RECORDS FOR THE EXERCISE:
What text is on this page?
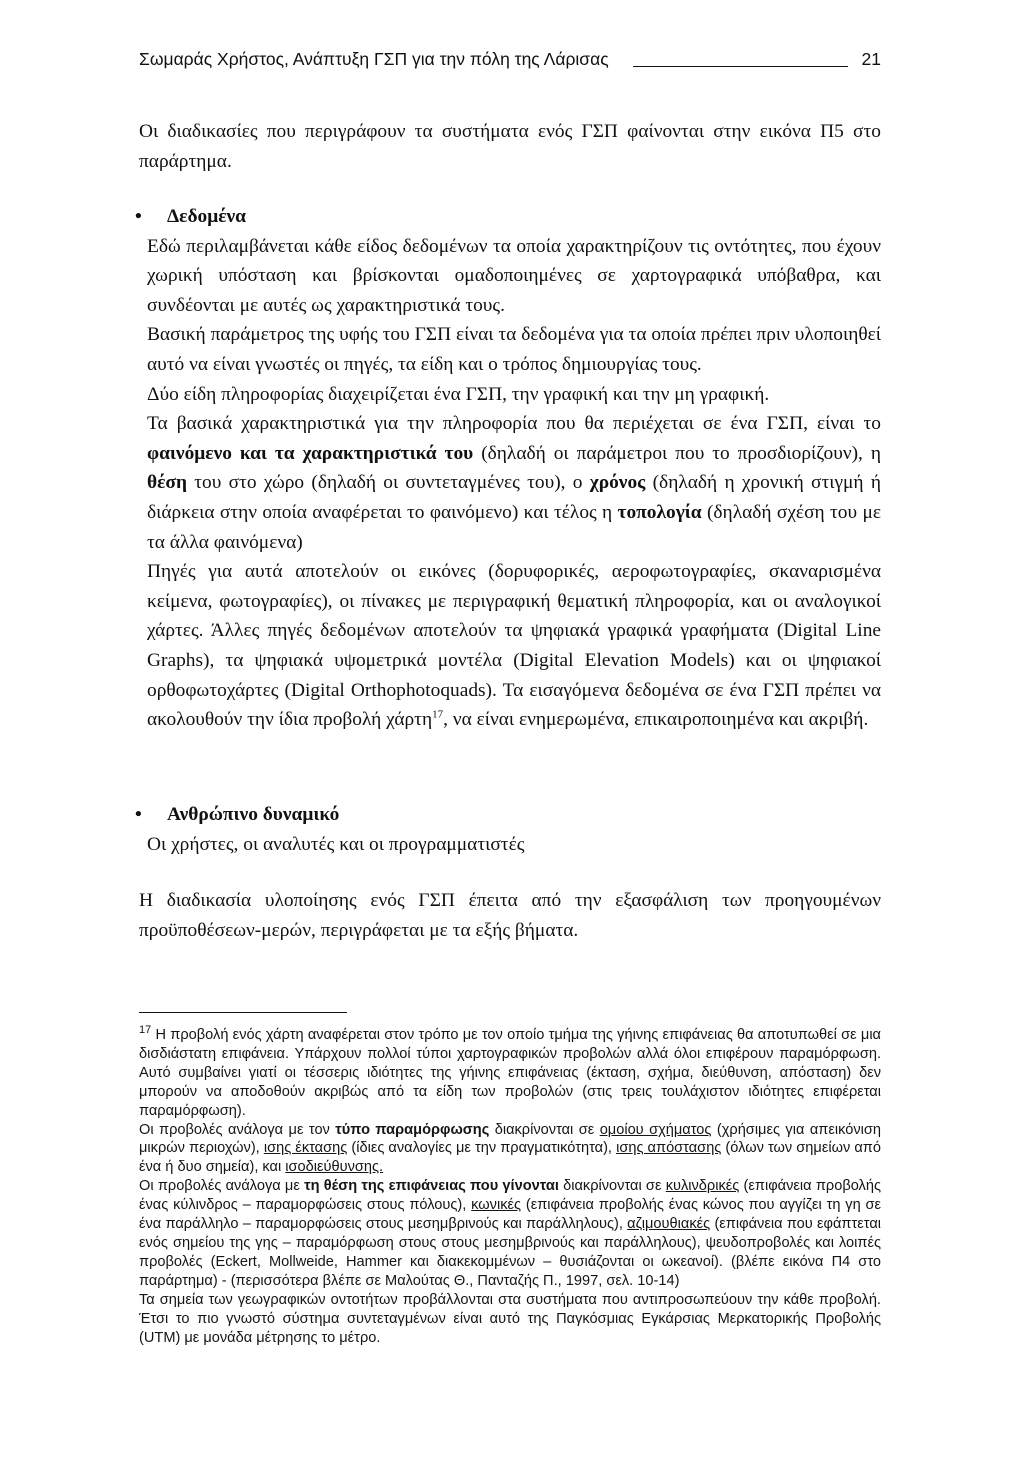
Σωμαράς Χρήστος, Ανάπτυξη ΓΣΠ για την πόλη της Λάρισας	21

Οι διαδικασίες που περιγράφουν τα συστήματα ενός ΓΣΠ φαίνονται στην εικόνα Π5 στο παράρτημα.

• Δεδομένα

Εδώ περιλαμβάνεται κάθε είδος δεδομένων τα οποία χαρακτηρίζουν τις οντότητες, που έχουν χωρική υπόσταση και βρίσκονται ομαδοποιημένες σε χαρτογραφικά υπόβαθρα, και συνδέονται με αυτές ως χαρακτηριστικά τους.

Βασική παράμετρος της υφής του ΓΣΠ είναι τα δεδομένα για τα οποία πρέπει πριν υλοποιηθεί αυτό να είναι γνωστές οι πηγές, τα είδη και ο τρόπος δημιουργίας τους.

Δύο είδη πληροφορίας διαχειρίζεται ένα ΓΣΠ, την γραφική και την μη γραφική.

Τα βασικά χαρακτηριστικά για την πληροφορία που θα περιέχεται σε ένα ΓΣΠ, είναι το φαινόμενο και τα χαρακτηριστικά του (δηλαδή οι παράμετροι που το προσδιορίζουν), η θέση του στο χώρο (δηλαδή οι συντεταγμένες του), ο χρόνος (δηλαδή η χρονική στιγμή ή διάρκεια στην οποία αναφέρεται το φαινόμενο) και τέλος η τοπολογία (δηλαδή σχέση του με τα άλλα φαινόμενα)

Πηγές για αυτά αποτελούν οι εικόνες (δορυφορικές, αεροφωτογραφίες, σκαναρισμένα κείμενα, φωτογραφίες), οι πίνακες με περιγραφική θεματική πληροφορία, και οι αναλογικοί χάρτες. Άλλες πηγές δεδομένων αποτελούν τα ψηφιακά γραφικά γραφήματα (Digital Line Graphs), τα ψηφιακά υψομετρικά μοντέλα (Digital Elevation Models) και οι ψηφιακοί ορθοφωτοχάρτες (Digital Orthophotoquads). Τα εισαγόμενα δεδομένα σε ένα ΓΣΠ πρέπει να ακολουθούν την ίδια προβολή χάρτη$^{17}$, να είναι ενημερωμένα, επικαιροποιημένα και ακριβή.

• Ανθρώπινο δυναμικό

Οι χρήστες, οι αναλυτές και οι προγραμματιστές

Η διαδικασία υλοποίησης ενός ΓΣΠ έπειτα από την εξασφάλιση των προηγουμένων προϋποθέσεων-μερών, περιγράφεται με τα εξής βήματα.

$^{17}$ Η προβολή ενός χάρτη αναφέρεται στον τρόπο με τον οποίο τμήμα της γήινης επιφάνειας θα αποτυπωθεί σε μια δισδιάστατη επιφάνεια. Υπάρχουν πολλοί τύποι χαρτογραφικών προβολών αλλά όλοι επιφέρουν παραμόρφωση. Αυτό συμβαίνει γιατί οι τέσσερις ιδιότητες της γήινης επιφάνειας (έκταση, σχήμα, διεύθυνση, απόσταση) δεν μπορούν να αποδοθούν ακριβώς από τα είδη των προβολών (στις τρεις τουλάχιστον ιδιότητες επιφέρεται παραμόρφωση).

Οι προβολές ανάλογα με τον τύπο παραμόρφωσης διακρίνονται σε ομοίου σχήματος (χρήσιμες για απεικόνιση μικρών περιοχών), ισης έκτασης (ίδιες αναλογίες με την πραγματικότητα), ισης απόστασης (όλων των σημείων από ένα ή δυο σημεία), και ισοδιεύθυνσης.

Οι προβολές ανάλογα με τη θέση της επιφάνειας που γίνονται διακρίνονται σε κυλινδρικές (επιφάνεια προβολής ένας κύλινδρος – παραμορφώσεις στους πόλους), κωνικές (επιφάνεια προβολής ένας κώνος που αγγίζει τη γη σε ένα παράλληλο – παραμορφώσεις στους μεσημβρινούς και παράλληλους), αζιμουθιακές (επιφάνεια που εφάπτεται ενός σημείου της γης – παραμόρφωση στους στους μεσημβρινούς και παράλληλους), ψευδοπροβολές και λοιπές προβολές (Eckert, Mollweide, Hammer και διακεκομμένων – θυσιάζονται οι ωκεανοί). (βλέπε εικόνα Π4 στο παράρτημα) - (περισσότερα βλέπε σε Μαλούτας Θ., Πανταζής Π., 1997, σελ. 10-14)

Τα σημεία των γεωγραφικών οντοτήτων προβάλλονται στα συστήματα που αντιπροσωπεύουν την κάθε προβολή. Έτσι το πιο γνωστό σύστημα συντεταγμένων είναι αυτό της Παγκόσμιας Εγκάρσιας Μερκατορικής Προβολής (UTM) με μονάδα μέτρησης το μέτρο.
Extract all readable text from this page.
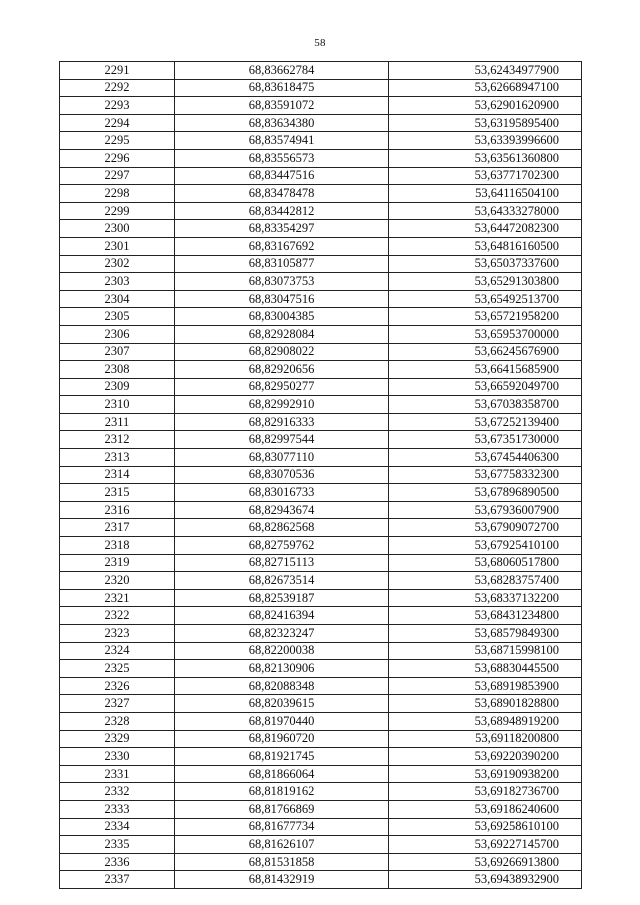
58
2291	68,83662784	53,62434977900
2292	68,83618475	53,62668947100
2293	68,83591072	53,62901620900
2294	68,83634380	53,63195895400
2295	68,83574941	53,63393996600
2296	68,83556573	53,63561360800
2297	68,83447516	53,63771702300
2298	68,83478478	53,64116504100
2299	68,83442812	53,64333278000
2300	68,83354297	53,64472082300
2301	68,83167692	53,64816160500
2302	68,83105877	53,65037337600
2303	68,83073753	53,65291303800
2304	68,83047516	53,65492513700
2305	68,83004385	53,65721958200
2306	68,82928084	53,65953700000
2307	68,82908022	53,66245676900
2308	68,82920656	53,66415685900
2309	68,82950277	53,66592049700
2310	68,82992910	53,67038358700
2311	68,82916333	53,67252139400
2312	68,82997544	53,67351730000
2313	68,83077110	53,67454406300
2314	68,83070536	53,67758332300
2315	68,83016733	53,67896890500
2316	68,82943674	53,67936007900
2317	68,82862568	53,67909072700
2318	68,82759762	53,67925410100
2319	68,82715113	53,68060517800
2320	68,82673514	53,68283757400
2321	68,82539187	53,68337132200
2322	68,82416394	53,68431234800
2323	68,82323247	53,68579849300
2324	68,82200038	53,68715998100
2325	68,82130906	53,68830445500
2326	68,82088348	53,68919853900
2327	68,82039615	53,68901828800
2328	68,81970440	53,68948919200
2329	68,81960720	53,69118200800
2330	68,81921745	53,69220390200
2331	68,81866064	53,69190938200
2332	68,81819162	53,69182736700
2333	68,81766869	53,69186240600
2334	68,81677734	53,69258610100
2335	68,81626107	53,69227145700
2336	68,81531858	53,69266913800
2337	68,81432919	53,69438932900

PROBLEM TO WORK ON: Check all the records above and select each line where the string "συστήματα" is found.

ANSWER TO THE EXERCISE:
Οι διαδικασίες που περιγράφουν τα συστήματα ενός ΓΣΠ φαίνονται στην εικόνα Π5 στο παράρτημα.
Τα σημεία των γεωγραφικών οντοτήτων προβάλλονται στα συστήματα που αντιπροσωπεύουν την κάθε προβολή. Έτσι το πιο γνωστό σύστημα συντεταγμένων είναι αυτό της Παγκόσμιας Εγκάρσιας Μερκατορικής Προβολής (UTM) με μονάδα μέτρησης το μέτρο.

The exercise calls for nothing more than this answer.